→ **GIVEN RECORDS**

☆ ☆ ☆ ☆ ☆

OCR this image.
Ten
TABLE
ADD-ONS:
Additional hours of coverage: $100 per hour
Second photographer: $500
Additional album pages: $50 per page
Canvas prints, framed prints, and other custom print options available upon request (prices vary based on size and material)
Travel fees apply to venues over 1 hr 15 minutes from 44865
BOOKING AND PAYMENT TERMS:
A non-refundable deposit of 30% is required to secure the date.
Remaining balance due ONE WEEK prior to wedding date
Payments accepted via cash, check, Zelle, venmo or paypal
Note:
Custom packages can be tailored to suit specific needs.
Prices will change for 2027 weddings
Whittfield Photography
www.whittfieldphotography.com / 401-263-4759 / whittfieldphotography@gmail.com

☆ ☆ ☆ ☆ ☆

→ **GIVEN REQUEST**
Write the listing out again, exactly as it reads.

→ **EXERCISE OUTPUT**
OCR this image.
Ten
TABLE
ADD-ONS:
Additional hours of coverage: $100 per hour
Second photographer: $500
Additional album pages: $50 per page
Canvas prints, framed prints, and other custom print options available upon request (prices vary based on size and material)
Travel fees apply to venues over 1 hr 15 minutes from 44865
BOOKING AND PAYMENT TERMS:
A non-refundable deposit of 30% is required to secure the date.
Remaining balance due ONE WEEK prior to wedding date
Payments accepted via cash, check, Zelle, venmo or paypal
Note:
Custom packages can be tailored to suit specific needs.
Prices will change for 2027 weddings
Whittfield Photography
www.whittfieldphotography.com / 401-263-4759 / whittfieldphotography@gmail.com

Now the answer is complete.